- GIVEN RECORDS:
****
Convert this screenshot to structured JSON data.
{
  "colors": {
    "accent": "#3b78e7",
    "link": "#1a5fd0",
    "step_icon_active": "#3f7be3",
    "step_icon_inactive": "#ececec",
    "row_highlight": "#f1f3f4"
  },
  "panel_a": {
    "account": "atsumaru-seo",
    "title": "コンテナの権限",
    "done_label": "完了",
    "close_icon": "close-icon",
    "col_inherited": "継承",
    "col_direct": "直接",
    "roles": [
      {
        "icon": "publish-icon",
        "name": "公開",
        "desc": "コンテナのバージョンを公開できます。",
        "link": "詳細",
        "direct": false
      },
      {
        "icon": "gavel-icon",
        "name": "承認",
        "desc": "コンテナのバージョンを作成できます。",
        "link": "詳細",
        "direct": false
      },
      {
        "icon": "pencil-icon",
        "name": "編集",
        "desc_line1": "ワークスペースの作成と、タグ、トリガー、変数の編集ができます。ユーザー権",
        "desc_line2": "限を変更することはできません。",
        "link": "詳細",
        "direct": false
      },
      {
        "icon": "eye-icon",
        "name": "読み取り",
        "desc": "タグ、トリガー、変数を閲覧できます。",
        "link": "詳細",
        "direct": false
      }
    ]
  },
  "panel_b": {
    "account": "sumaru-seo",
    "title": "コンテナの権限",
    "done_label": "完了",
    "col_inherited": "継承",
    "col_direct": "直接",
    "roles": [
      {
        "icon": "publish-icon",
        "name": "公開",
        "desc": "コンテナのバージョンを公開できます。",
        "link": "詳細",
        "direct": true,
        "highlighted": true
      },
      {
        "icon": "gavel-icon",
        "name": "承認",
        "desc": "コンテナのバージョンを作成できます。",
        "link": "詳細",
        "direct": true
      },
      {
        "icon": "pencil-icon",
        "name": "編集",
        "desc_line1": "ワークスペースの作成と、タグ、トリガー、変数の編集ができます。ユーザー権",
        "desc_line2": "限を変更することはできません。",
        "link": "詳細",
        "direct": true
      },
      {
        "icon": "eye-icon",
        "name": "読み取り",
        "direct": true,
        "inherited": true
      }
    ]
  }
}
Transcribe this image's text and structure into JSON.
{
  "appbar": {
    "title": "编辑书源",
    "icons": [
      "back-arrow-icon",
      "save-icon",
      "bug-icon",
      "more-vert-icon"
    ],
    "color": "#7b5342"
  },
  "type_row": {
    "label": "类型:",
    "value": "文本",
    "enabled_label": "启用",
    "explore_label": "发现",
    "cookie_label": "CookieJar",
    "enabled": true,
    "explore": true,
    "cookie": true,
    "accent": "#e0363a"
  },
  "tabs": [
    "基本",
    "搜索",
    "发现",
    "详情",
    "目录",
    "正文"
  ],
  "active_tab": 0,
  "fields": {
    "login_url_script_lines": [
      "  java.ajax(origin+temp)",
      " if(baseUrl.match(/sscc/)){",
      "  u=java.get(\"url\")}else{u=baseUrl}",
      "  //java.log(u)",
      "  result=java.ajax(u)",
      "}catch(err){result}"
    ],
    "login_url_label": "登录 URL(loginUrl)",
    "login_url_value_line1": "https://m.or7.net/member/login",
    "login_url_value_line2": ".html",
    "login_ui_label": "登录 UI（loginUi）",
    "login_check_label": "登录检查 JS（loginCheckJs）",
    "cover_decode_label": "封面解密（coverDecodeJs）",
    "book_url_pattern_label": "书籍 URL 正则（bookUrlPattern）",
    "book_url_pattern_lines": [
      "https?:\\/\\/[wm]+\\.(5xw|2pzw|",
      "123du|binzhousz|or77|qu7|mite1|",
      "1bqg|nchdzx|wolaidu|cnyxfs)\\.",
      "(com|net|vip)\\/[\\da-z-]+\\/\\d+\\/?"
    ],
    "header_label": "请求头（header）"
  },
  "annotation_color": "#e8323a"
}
****
- DO THIS: Select every line in the material above where the string "JSON" occurs, and copy it.

- OUTPUT BELOW:
Convert this screenshot to structured JSON data.
Transcribe this image's text and structure into JSON.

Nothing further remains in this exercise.